**Your task:**
Examine each line of the data. Copy those that contain the string "this".

** Begin **

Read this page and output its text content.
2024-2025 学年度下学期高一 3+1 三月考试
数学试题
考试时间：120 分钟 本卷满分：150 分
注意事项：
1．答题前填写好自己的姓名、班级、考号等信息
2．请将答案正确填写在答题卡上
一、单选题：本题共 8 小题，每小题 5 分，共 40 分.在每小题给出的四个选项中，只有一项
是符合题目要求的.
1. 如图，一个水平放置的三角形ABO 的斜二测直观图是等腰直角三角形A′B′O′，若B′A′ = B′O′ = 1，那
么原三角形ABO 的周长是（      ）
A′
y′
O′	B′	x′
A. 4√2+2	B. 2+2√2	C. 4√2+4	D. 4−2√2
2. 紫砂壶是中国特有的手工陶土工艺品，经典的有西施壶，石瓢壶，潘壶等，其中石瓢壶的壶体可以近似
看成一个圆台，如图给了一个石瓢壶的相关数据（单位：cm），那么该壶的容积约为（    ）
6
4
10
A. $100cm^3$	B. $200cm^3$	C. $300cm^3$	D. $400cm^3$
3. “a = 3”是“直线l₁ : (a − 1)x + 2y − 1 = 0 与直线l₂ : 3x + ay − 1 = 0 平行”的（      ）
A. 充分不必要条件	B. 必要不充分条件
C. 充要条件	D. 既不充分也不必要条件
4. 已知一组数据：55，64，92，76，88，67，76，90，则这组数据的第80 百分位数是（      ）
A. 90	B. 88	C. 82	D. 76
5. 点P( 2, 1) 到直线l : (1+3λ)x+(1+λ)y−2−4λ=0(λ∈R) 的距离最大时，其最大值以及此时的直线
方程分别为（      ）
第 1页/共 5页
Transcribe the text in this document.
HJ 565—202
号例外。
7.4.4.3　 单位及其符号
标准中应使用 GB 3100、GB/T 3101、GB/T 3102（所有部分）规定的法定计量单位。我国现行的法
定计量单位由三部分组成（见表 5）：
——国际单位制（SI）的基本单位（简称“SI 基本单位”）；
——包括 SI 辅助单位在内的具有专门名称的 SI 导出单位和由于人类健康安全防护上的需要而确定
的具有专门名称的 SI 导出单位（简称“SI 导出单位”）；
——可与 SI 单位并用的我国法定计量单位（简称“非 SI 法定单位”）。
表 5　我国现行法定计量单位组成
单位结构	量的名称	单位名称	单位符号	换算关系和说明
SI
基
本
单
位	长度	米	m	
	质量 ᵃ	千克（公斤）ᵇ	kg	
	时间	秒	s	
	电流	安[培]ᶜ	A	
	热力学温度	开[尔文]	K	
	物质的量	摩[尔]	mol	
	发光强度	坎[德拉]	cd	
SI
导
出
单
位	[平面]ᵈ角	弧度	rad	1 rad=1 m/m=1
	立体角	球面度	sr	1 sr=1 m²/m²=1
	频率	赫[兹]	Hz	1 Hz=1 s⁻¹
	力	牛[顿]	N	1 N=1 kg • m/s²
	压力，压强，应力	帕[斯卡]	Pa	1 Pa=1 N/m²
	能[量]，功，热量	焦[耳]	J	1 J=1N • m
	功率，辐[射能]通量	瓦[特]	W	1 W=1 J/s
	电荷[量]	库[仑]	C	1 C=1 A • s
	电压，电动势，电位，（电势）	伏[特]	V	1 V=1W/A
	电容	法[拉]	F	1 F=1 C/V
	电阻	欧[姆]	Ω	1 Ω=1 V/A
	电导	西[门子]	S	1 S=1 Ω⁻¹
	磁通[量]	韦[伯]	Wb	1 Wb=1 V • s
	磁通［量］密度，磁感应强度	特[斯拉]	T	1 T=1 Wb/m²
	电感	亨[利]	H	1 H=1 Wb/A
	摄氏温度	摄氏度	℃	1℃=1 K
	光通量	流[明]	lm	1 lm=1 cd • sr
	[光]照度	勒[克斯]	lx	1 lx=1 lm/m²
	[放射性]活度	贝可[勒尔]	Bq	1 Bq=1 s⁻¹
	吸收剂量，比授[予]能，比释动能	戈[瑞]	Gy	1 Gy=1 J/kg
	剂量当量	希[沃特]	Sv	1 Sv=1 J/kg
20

** End **

**Solution to the problem:**
Read this page and output its text content.
Transcribe the text in this document.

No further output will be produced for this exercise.